**Problem statement:**
In the entries below, how many lines hold the string "ylabel"? Give only the number.
# The data start
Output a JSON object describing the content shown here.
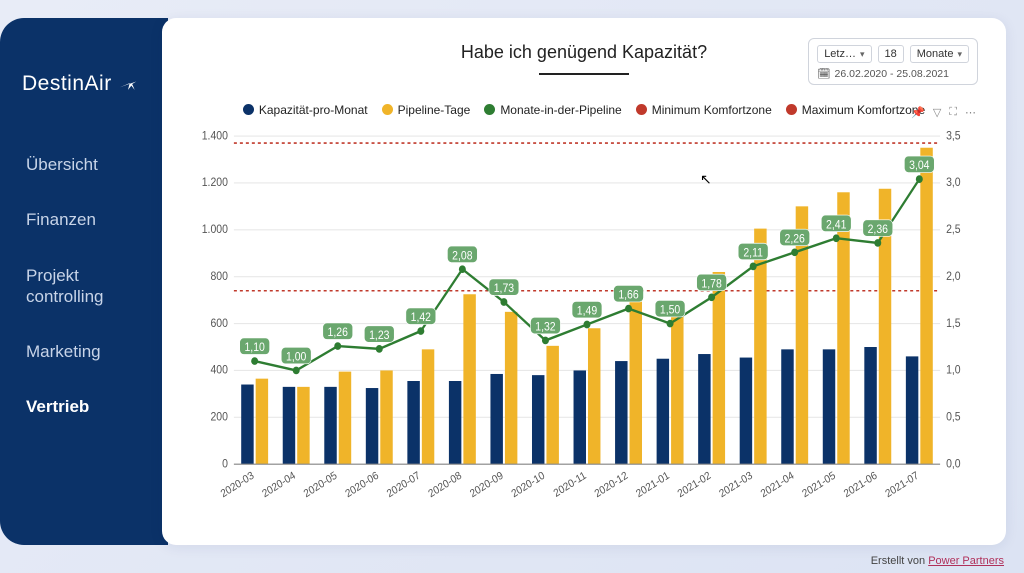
{
  "brand": "DestinAir",
  "nav": [
    {
      "label": "Übersicht",
      "active": false
    },
    {
      "label": "Finanzen",
      "active": false
    },
    {
      "label": "Projekt\ncontrolling",
      "active": false
    },
    {
      "label": "Marketing",
      "active": false
    },
    {
      "label": "Vertrieb",
      "active": true
    }
  ],
  "title": "Habe ich genügend Kapazität?",
  "filter": {
    "preset": "Letz…",
    "count": "18",
    "unit": "Monate",
    "range": "26.02.2020 - 25.08.2021"
  },
  "legend": [
    {
      "label": "Kapazität-pro-Monat",
      "color": "#0b3268",
      "shape": "circle"
    },
    {
      "label": "Pipeline-Tage",
      "color": "#f0b429",
      "shape": "circle"
    },
    {
      "label": "Monate-in-der-Pipeline",
      "color": "#2e7d32",
      "shape": "circle"
    },
    {
      "label": "Minimum Komfortzone",
      "color": "#c0392b",
      "shape": "circle"
    },
    {
      "label": "Maximum Komfortzone",
      "color": "#c0392b",
      "shape": "circle"
    }
  ],
  "chart": {
    "type": "bar+line",
    "categories": [
      "2020-03",
      "2020-04",
      "2020-05",
      "2020-06",
      "2020-07",
      "2020-08",
      "2020-09",
      "2020-10",
      "2020-11",
      "2020-12",
      "2021-01",
      "2021-02",
      "2021-03",
      "2021-04",
      "2021-05",
      "2021-06",
      "2021-07"
    ],
    "bars_capacity": [
      340,
      330,
      330,
      325,
      355,
      355,
      385,
      380,
      400,
      440,
      450,
      470,
      455,
      490,
      490,
      500,
      460
    ],
    "bars_pipeline": [
      365,
      330,
      395,
      400,
      490,
      725,
      650,
      505,
      580,
      720,
      660,
      820,
      1005,
      1100,
      1160,
      1175,
      1350
    ],
    "line_months": [
      1.1,
      1.0,
      1.26,
      1.23,
      1.42,
      2.08,
      1.73,
      1.32,
      1.49,
      1.66,
      1.5,
      1.78,
      2.11,
      2.26,
      2.41,
      2.36,
      3.04
    ],
    "y_left": {
      "min": 0,
      "max": 1400,
      "step": 200
    },
    "y_right": {
      "min": 0,
      "max": 3.5,
      "step": 0.5
    },
    "min_comfort": 740,
    "max_comfort": 1370,
    "colors": {
      "capacity": "#0b3268",
      "pipeline": "#f0b429",
      "line": "#2e7d32",
      "comfort": "#c0392b",
      "grid": "#e8e8e8",
      "bg": "#ffffff"
    },
    "datalabel_bg": "#6aa76e"
  },
  "footer": {
    "prefix": "Erstellt von ",
    "link": "Power Partners"
  }
}
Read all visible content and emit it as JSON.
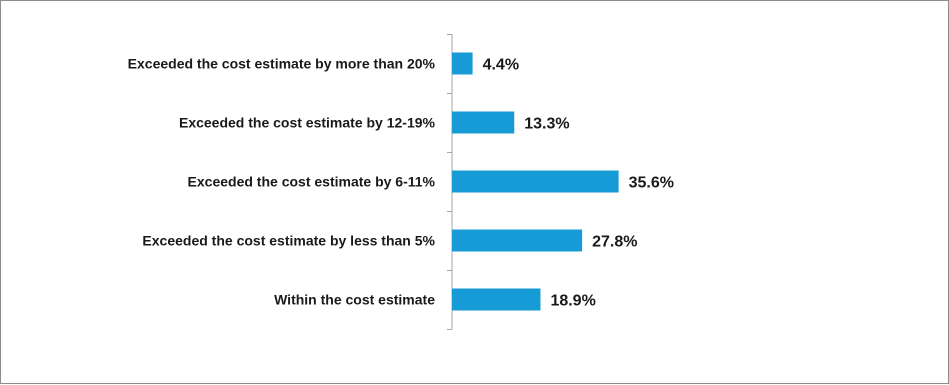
{
  "chart_data": {
    "type": "bar",
    "orientation": "horizontal",
    "categories": [
      "Exceeded the cost estimate by more than 20%",
      "Exceeded the cost estimate by 12-19%",
      "Exceeded the cost estimate by 6-11%",
      "Exceeded the cost estimate by less than 5%",
      "Within the cost estimate"
    ],
    "values": [
      4.4,
      13.3,
      35.6,
      27.8,
      18.9
    ],
    "value_labels": [
      "4.4%",
      "13.3%",
      "35.6%",
      "27.8%",
      "18.9%"
    ],
    "xlim": [
      0,
      40
    ],
    "bar_color": "#179bd7",
    "grid": false,
    "title": "",
    "xlabel": "",
    "ylabel": ""
  }
}
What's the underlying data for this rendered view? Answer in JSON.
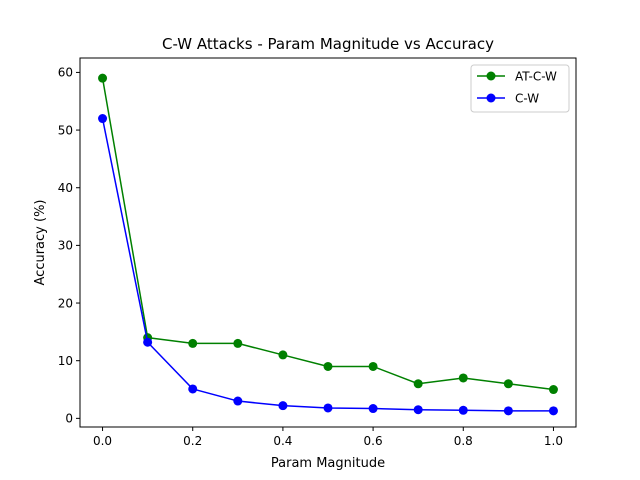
{
  "chart_data": {
    "type": "line",
    "title": "C-W Attacks - Param Magnitude vs Accuracy",
    "xlabel": "Param Magnitude",
    "ylabel": "Accuracy (%)",
    "xlim": [
      -0.05,
      1.05
    ],
    "ylim": [
      -1.5,
      62.5
    ],
    "xticks": [
      0.0,
      0.2,
      0.4,
      0.6,
      0.8,
      1.0
    ],
    "xtick_labels": [
      "0.0",
      "0.2",
      "0.4",
      "0.6",
      "0.8",
      "1.0"
    ],
    "yticks": [
      0,
      10,
      20,
      30,
      40,
      50,
      60
    ],
    "ytick_labels": [
      "0",
      "10",
      "20",
      "30",
      "40",
      "50",
      "60"
    ],
    "grid": false,
    "legend_position": "top-right",
    "x": [
      0.0,
      0.1,
      0.2,
      0.3,
      0.4,
      0.5,
      0.6,
      0.7,
      0.8,
      0.9,
      1.0
    ],
    "series": [
      {
        "name": "AT-C-W",
        "color": "#008000",
        "marker": "circle",
        "values": [
          59,
          14,
          13,
          13,
          11,
          9,
          9,
          6,
          7,
          6,
          5
        ]
      },
      {
        "name": "C-W",
        "color": "#0000ff",
        "marker": "circle",
        "values": [
          52,
          13.2,
          5.1,
          3.0,
          2.2,
          1.8,
          1.7,
          1.5,
          1.4,
          1.3,
          1.3
        ]
      }
    ]
  }
}
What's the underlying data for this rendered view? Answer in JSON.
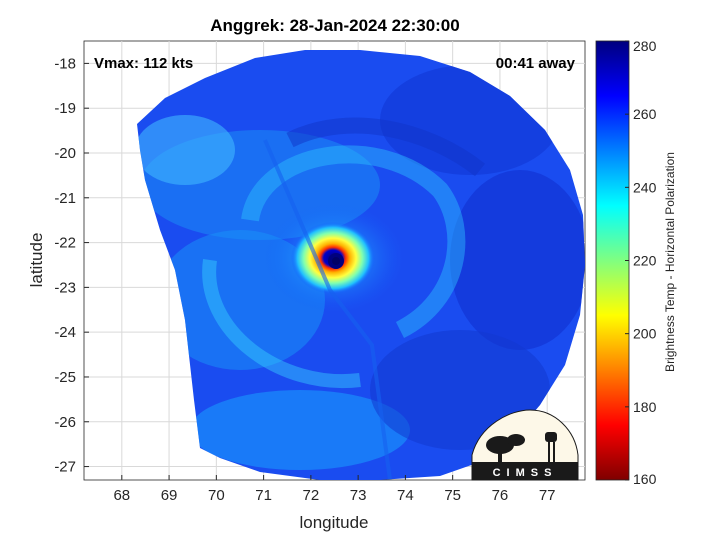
{
  "title": "Anggrek: 28-Jan-2024 22:30:00",
  "annotations": {
    "vmax": "Vmax: 112 kts",
    "time_away": "00:41 away"
  },
  "map": {
    "xlabel": "longitude",
    "ylabel": "latitude",
    "x_ticks": [
      "68",
      "69",
      "70",
      "71",
      "72",
      "73",
      "74",
      "75",
      "76",
      "77"
    ],
    "y_ticks": [
      "-18",
      "-19",
      "-20",
      "-21",
      "-22",
      "-23",
      "-24",
      "-25",
      "-26",
      "-27"
    ],
    "xlim": [
      67.2,
      77.8
    ],
    "ylim": [
      -27.3,
      -17.5
    ],
    "grid": true,
    "storm_center": {
      "lon": 72.4,
      "lat": -22.4
    }
  },
  "colorbar": {
    "label": "Brightness Temp - Horizontal Polarization",
    "ticks": [
      "280",
      "260",
      "240",
      "220",
      "200",
      "180",
      "160"
    ],
    "range": [
      160,
      280
    ],
    "colormap": "jet-reversed",
    "colors": [
      "#7f0000",
      "#ff0000",
      "#ff8000",
      "#ffff00",
      "#80ff80",
      "#00ffff",
      "#0080ff",
      "#0000ff",
      "#00007f"
    ]
  },
  "logo": {
    "text": "CIMSS"
  }
}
# The data end
**Written response:**
3